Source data
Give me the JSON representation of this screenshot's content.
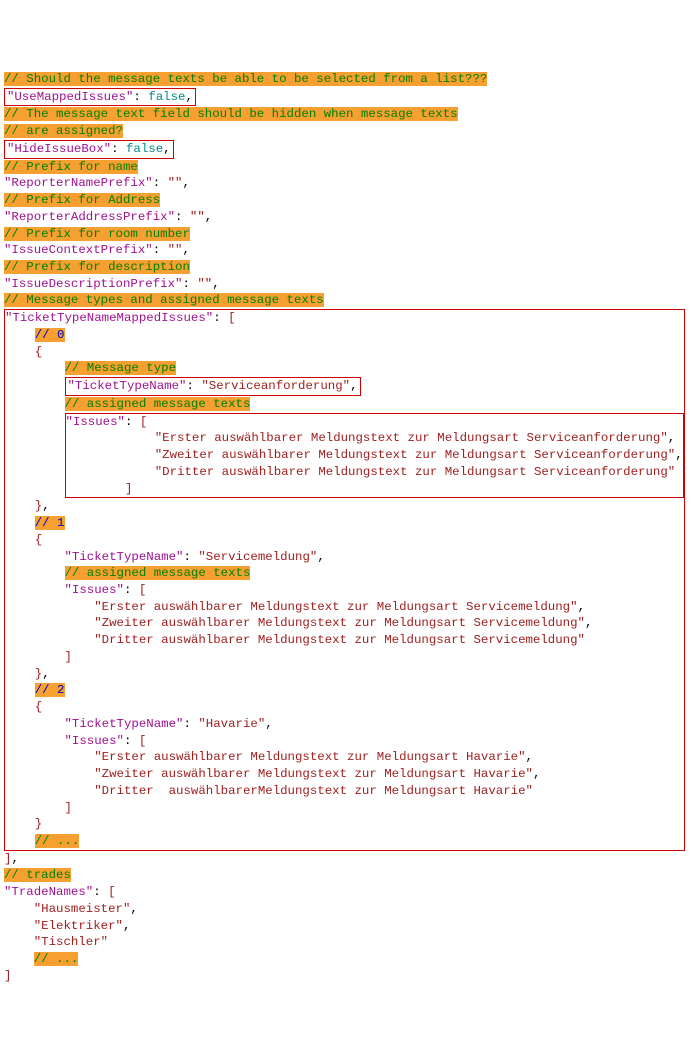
{
  "c": {
    "selectList": "// Should the message texts be able to be selected from a list???",
    "hideField": "// The message text field should be hidden when message texts",
    "assigned": "// are assigned?",
    "pfxName": "// Prefix for name",
    "pfxAddr": "// Prefix for Address",
    "pfxRoom": "// Prefix for room number",
    "pfxDesc": "// Prefix for description",
    "mapped": "// Message types and assigned message texts",
    "i0": "// 0",
    "i1": "// 1",
    "i2": "// 2",
    "msgType": "// Message type",
    "assignedTexts": "// assigned message texts",
    "etc": "// ...",
    "trades": "// trades"
  },
  "k": {
    "useMapped": "\"UseMappedIssues\"",
    "hideBox": "\"HideIssueBox\"",
    "repName": "\"ReporterNamePrefix\"",
    "repAddr": "\"ReporterAddressPrefix\"",
    "ctx": "\"IssueContextPrefix\"",
    "desc": "\"IssueDescriptionPrefix\"",
    "ttMapped": "\"TicketTypeNameMappedIssues\"",
    "ttName": "\"TicketTypeName\"",
    "issues": "\"Issues\"",
    "trades": "\"TradeNames\""
  },
  "v": {
    "false": "false",
    "empty": "\"\"",
    "serviceanf": "\"Serviceanforderung\"",
    "servicemeld": "\"Servicemeldung\"",
    "havarie": "\"Havarie\"",
    "colon": ": ",
    "comma": ",",
    "lbrk": "[",
    "rbrk": "]",
    "lcur": "{",
    "rcur": "}"
  },
  "issues": {
    "a": [
      "\"Erster auswählbarer Meldungstext zur Meldungsart Serviceanforderung\"",
      "\"Zweiter auswählbarer Meldungstext zur Meldungsart Serviceanforderung\"",
      "\"Dritter auswählbarer Meldungstext zur Meldungsart Serviceanforderung\""
    ],
    "b": [
      "\"Erster auswählbarer Meldungstext zur Meldungsart Servicemeldung\"",
      "\"Zweiter auswählbarer Meldungstext zur Meldungsart Servicemeldung\"",
      "\"Dritter auswählbarer Meldungstext zur Meldungsart Servicemeldung\""
    ],
    "c": [
      "\"Erster auswählbarer Meldungstext zur Meldungsart Havarie\"",
      "\"Zweiter auswählbarer Meldungstext zur Meldungsart Havarie\"",
      "\"Dritter  auswählbarerMeldungstext zur Meldungsart Havarie\""
    ]
  },
  "trades": [
    "\"Hausmeister\"",
    "\"Elektriker\"",
    "\"Tischler\""
  ]
}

- [Objective]: Pull every line containing "Servicemeldung" out of the records.

- [Response]:
    "servicemeld": "\"Servicemeldung\"",
      "\"Erster auswählbarer Meldungstext zur Meldungsart Servicemeldung\"",
      "\"Zweiter auswählbarer Meldungstext zur Meldungsart Servicemeldung\"",
      "\"Dritter auswählbarer Meldungstext zur Meldungsart Servicemeldung\""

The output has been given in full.